**Task directions**
Give the material once more, word for word, without any images.

------ Supplied records ------

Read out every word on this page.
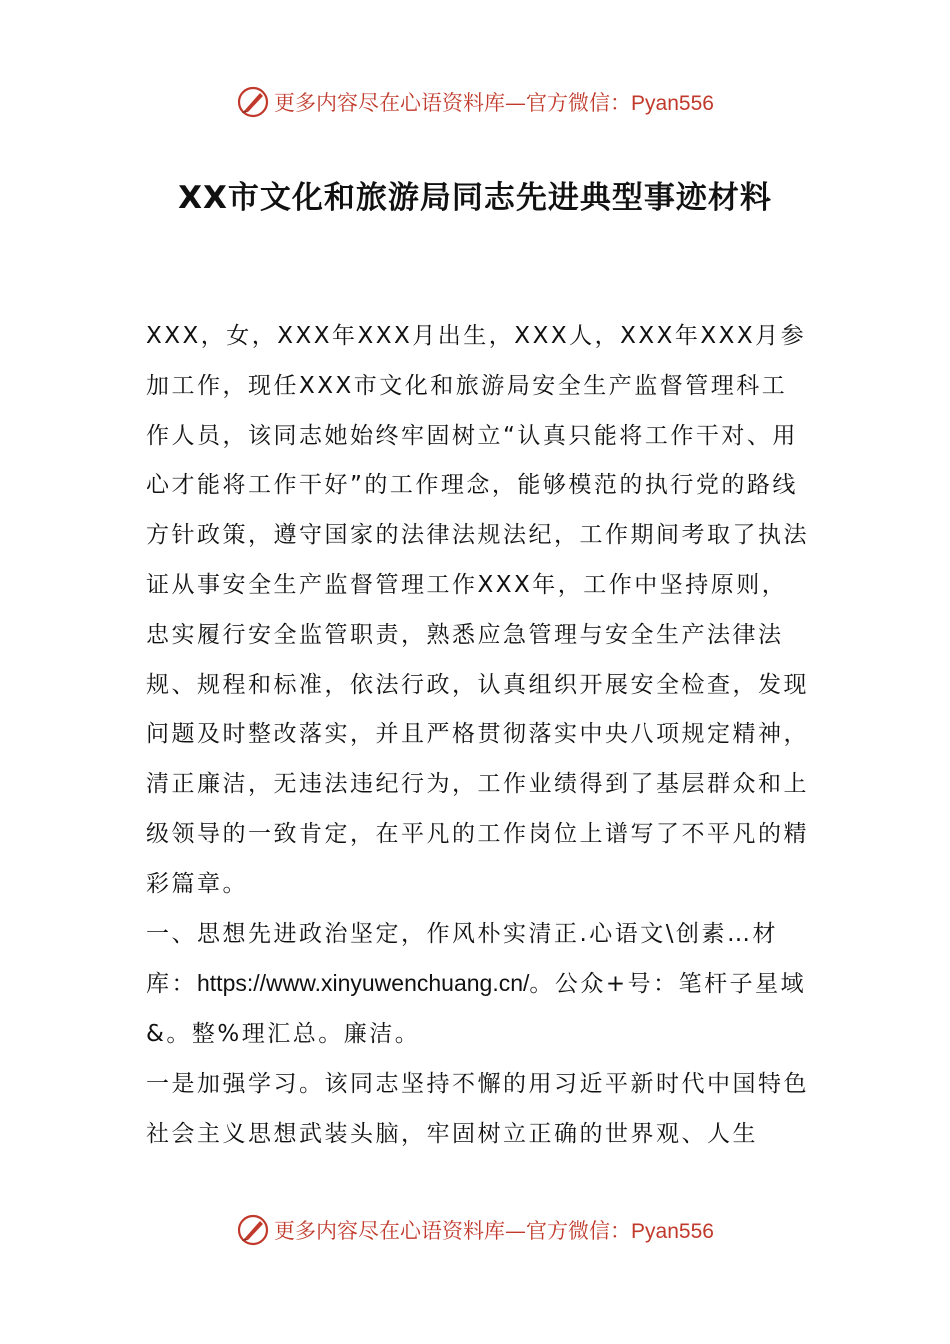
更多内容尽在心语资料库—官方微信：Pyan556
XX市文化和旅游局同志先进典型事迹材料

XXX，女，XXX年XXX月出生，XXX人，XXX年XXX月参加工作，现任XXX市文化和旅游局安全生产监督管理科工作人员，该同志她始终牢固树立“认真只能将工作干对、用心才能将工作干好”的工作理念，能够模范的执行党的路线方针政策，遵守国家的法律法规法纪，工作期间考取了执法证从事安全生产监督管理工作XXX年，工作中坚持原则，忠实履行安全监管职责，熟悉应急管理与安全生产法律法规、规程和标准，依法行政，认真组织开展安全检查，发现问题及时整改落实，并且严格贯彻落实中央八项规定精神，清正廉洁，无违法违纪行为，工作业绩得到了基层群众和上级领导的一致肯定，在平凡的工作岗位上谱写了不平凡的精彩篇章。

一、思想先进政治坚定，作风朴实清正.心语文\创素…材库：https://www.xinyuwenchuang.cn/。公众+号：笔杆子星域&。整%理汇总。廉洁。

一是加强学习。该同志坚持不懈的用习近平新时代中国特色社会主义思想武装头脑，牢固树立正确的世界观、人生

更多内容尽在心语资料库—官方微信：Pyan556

------

**Correct output**
Read out every word on this page.
更多内容尽在心语资料库—官方微信：Pyan556
XX市文化和旅游局同志先进典型事迹材料

XXX，女，XXX年XXX月出生，XXX人，XXX年XXX月参加工作，现任XXX市文化和旅游局安全生产监督管理科工作人员，该同志她始终牢固树立“认真只能将工作干对、用心才能将工作干好”的工作理念，能够模范的执行党的路线方针政策，遵守国家的法律法规法纪，工作期间考取了执法证从事安全生产监督管理工作XXX年，工作中坚持原则，忠实履行安全监管职责，熟悉应急管理与安全生产法律法规、规程和标准，依法行政，认真组织开展安全检查，发现问题及时整改落实，并且严格贯彻落实中央八项规定精神，清正廉洁，无违法违纪行为，工作业绩得到了基层群众和上级领导的一致肯定，在平凡的工作岗位上谱写了不平凡的精彩篇章。

一、思想先进政治坚定，作风朴实清正.心语文\创素…材库：https://www.xinyuwenchuang.cn/。公众+号：笔杆子星域&。整%理汇总。廉洁。

一是加强学习。该同志坚持不懈的用习近平新时代中国特色社会主义思想武装头脑，牢固树立正确的世界观、人生

更多内容尽在心语资料库—官方微信：Pyan556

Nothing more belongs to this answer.